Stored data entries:
------------------------------------------------------------

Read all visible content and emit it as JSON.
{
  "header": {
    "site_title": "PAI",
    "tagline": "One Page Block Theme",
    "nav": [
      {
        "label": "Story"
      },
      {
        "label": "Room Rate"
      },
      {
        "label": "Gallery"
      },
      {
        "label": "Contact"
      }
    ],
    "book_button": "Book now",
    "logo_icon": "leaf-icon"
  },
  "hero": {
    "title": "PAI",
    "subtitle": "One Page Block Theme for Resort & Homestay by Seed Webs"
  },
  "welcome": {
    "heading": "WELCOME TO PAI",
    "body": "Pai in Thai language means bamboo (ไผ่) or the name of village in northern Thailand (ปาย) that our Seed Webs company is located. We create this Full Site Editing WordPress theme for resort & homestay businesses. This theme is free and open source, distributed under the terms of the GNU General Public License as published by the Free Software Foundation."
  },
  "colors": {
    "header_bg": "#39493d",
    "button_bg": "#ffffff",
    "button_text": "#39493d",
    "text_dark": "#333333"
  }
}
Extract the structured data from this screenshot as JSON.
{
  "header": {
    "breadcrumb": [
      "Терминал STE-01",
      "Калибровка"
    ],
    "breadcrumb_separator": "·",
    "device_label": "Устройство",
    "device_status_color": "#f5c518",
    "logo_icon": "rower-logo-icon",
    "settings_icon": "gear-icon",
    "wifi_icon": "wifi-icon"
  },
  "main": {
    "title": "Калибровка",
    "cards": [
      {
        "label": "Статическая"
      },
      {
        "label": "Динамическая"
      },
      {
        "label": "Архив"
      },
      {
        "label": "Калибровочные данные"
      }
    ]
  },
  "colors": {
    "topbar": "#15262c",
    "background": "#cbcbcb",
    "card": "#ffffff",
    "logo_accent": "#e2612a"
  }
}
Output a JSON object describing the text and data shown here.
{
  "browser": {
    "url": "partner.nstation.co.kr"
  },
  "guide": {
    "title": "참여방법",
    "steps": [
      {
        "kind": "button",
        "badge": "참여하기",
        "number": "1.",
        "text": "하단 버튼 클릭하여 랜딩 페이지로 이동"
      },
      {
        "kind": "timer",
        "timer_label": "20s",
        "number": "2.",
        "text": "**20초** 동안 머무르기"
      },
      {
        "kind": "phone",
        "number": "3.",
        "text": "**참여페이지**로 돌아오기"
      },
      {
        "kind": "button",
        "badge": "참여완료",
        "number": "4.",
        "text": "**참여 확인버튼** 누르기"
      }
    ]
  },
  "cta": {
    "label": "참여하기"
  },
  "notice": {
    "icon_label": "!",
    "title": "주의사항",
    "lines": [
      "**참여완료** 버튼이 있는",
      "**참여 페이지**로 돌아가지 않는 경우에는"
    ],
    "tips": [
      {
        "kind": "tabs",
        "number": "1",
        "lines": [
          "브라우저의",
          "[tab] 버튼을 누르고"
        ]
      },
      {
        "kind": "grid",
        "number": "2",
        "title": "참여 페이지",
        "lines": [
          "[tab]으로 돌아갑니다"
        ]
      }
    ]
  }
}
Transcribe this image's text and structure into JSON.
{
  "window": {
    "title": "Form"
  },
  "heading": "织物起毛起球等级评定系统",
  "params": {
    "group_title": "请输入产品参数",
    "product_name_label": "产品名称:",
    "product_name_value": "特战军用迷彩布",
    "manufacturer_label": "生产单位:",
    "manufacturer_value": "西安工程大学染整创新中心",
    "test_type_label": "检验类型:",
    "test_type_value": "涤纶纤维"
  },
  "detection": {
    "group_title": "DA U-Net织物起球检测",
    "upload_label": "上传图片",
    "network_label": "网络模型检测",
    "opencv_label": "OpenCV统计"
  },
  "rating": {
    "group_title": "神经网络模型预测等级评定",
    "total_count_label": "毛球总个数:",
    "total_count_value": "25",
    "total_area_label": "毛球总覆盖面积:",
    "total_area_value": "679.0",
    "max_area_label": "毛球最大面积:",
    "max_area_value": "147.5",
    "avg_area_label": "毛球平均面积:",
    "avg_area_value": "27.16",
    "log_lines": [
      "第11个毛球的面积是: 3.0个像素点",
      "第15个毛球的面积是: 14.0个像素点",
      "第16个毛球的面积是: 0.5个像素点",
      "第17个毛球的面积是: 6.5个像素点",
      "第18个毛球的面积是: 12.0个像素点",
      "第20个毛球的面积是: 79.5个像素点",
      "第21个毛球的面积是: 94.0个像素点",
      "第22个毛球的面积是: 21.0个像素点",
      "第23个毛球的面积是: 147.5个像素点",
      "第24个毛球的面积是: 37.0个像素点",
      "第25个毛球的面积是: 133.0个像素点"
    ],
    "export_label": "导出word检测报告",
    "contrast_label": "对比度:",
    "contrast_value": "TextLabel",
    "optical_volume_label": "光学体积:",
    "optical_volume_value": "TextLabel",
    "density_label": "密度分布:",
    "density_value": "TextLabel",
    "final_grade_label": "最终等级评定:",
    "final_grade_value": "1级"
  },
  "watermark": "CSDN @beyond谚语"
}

------------------------------------------------------------

→ **Task requirements**: Write out every entry verbatim.

→ **Answer to the problem**:
Read all visible content and emit it as JSON.
{
  "header": {
    "site_title": "PAI",
    "tagline": "One Page Block Theme",
    "nav": [
      {
        "label": "Story"
      },
      {
        "label": "Room Rate"
      },
      {
        "label": "Gallery"
      },
      {
        "label": "Contact"
      }
    ],
    "book_button": "Book now",
    "logo_icon": "leaf-icon"
  },
  "hero": {
    "title": "PAI",
    "subtitle": "One Page Block Theme for Resort & Homestay by Seed Webs"
  },
  "welcome": {
    "heading": "WELCOME TO PAI",
    "body": "Pai in Thai language means bamboo (ไผ่) or the name of village in northern Thailand (ปาย) that our Seed Webs company is located. We create this Full Site Editing WordPress theme for resort & homestay businesses. This theme is free and open source, distributed under the terms of the GNU General Public License as published by the Free Software Foundation."
  },
  "colors": {
    "header_bg": "#39493d",
    "button_bg": "#ffffff",
    "button_text": "#39493d",
    "text_dark": "#333333"
  }
}
Extract the structured data from this screenshot as JSON.
{
  "header": {
    "breadcrumb": [
      "Терминал STE-01",
      "Калибровка"
    ],
    "breadcrumb_separator": "·",
    "device_label": "Устройство",
    "device_status_color": "#f5c518",
    "logo_icon": "rower-logo-icon",
    "settings_icon": "gear-icon",
    "wifi_icon": "wifi-icon"
  },
  "main": {
    "title": "Калибровка",
    "cards": [
      {
        "label": "Статическая"
      },
      {
        "label": "Динамическая"
      },
      {
        "label": "Архив"
      },
      {
        "label": "Калибровочные данные"
      }
    ]
  },
  "colors": {
    "topbar": "#15262c",
    "background": "#cbcbcb",
    "card": "#ffffff",
    "logo_accent": "#e2612a"
  }
}
Output a JSON object describing the text and data shown here.
{
  "browser": {
    "url": "partner.nstation.co.kr"
  },
  "guide": {
    "title": "참여방법",
    "steps": [
      {
        "kind": "button",
        "badge": "참여하기",
        "number": "1.",
        "text": "하단 버튼 클릭하여 랜딩 페이지로 이동"
      },
      {
        "kind": "timer",
        "timer_label": "20s",
        "number": "2.",
        "text": "**20초** 동안 머무르기"
      },
      {
        "kind": "phone",
        "number": "3.",
        "text": "**참여페이지**로 돌아오기"
      },
      {
        "kind": "button",
        "badge": "참여완료",
        "number": "4.",
        "text": "**참여 확인버튼** 누르기"
      }
    ]
  },
  "cta": {
    "label": "참여하기"
  },
  "notice": {
    "icon_label": "!",
    "title": "주의사항",
    "lines": [
      "**참여완료** 버튼이 있는",
      "**참여 페이지**로 돌아가지 않는 경우에는"
    ],
    "tips": [
      {
        "kind": "tabs",
        "number": "1",
        "lines": [
          "브라우저의",
          "[tab] 버튼을 누르고"
        ]
      },
      {
        "kind": "grid",
        "number": "2",
        "title": "참여 페이지",
        "lines": [
          "[tab]으로 돌아갑니다"
        ]
      }
    ]
  }
}
Transcribe this image's text and structure into JSON.
{
  "window": {
    "title": "Form"
  },
  "heading": "织物起毛起球等级评定系统",
  "params": {
    "group_title": "请输入产品参数",
    "product_name_label": "产品名称:",
    "product_name_value": "特战军用迷彩布",
    "manufacturer_label": "生产单位:",
    "manufacturer_value": "西安工程大学染整创新中心",
    "test_type_label": "检验类型:",
    "test_type_value": "涤纶纤维"
  },
  "detection": {
    "group_title": "DA U-Net织物起球检测",
    "upload_label": "上传图片",
    "network_label": "网络模型检测",
    "opencv_label": "OpenCV统计"
  },
  "rating": {
    "group_title": "神经网络模型预测等级评定",
    "total_count_label": "毛球总个数:",
    "total_count_value": "25",
    "total_area_label": "毛球总覆盖面积:",
    "total_area_value": "679.0",
    "max_area_label": "毛球最大面积:",
    "max_area_value": "147.5",
    "avg_area_label": "毛球平均面积:",
    "avg_area_value": "27.16",
    "log_lines": [
      "第11个毛球的面积是: 3.0个像素点",
      "第15个毛球的面积是: 14.0个像素点",
      "第16个毛球的面积是: 0.5个像素点",
      "第17个毛球的面积是: 6.5个像素点",
      "第18个毛球的面积是: 12.0个像素点",
      "第20个毛球的面积是: 79.5个像素点",
      "第21个毛球的面积是: 94.0个像素点",
      "第22个毛球的面积是: 21.0个像素点",
      "第23个毛球的面积是: 147.5个像素点",
      "第24个毛球的面积是: 37.0个像素点",
      "第25个毛球的面积是: 133.0个像素点"
    ],
    "export_label": "导出word检测报告",
    "contrast_label": "对比度:",
    "contrast_value": "TextLabel",
    "optical_volume_label": "光学体积:",
    "optical_volume_value": "TextLabel",
    "density_label": "密度分布:",
    "density_value": "TextLabel",
    "final_grade_label": "最终等级评定:",
    "final_grade_value": "1级"
  },
  "watermark": "CSDN @beyond谚语"
}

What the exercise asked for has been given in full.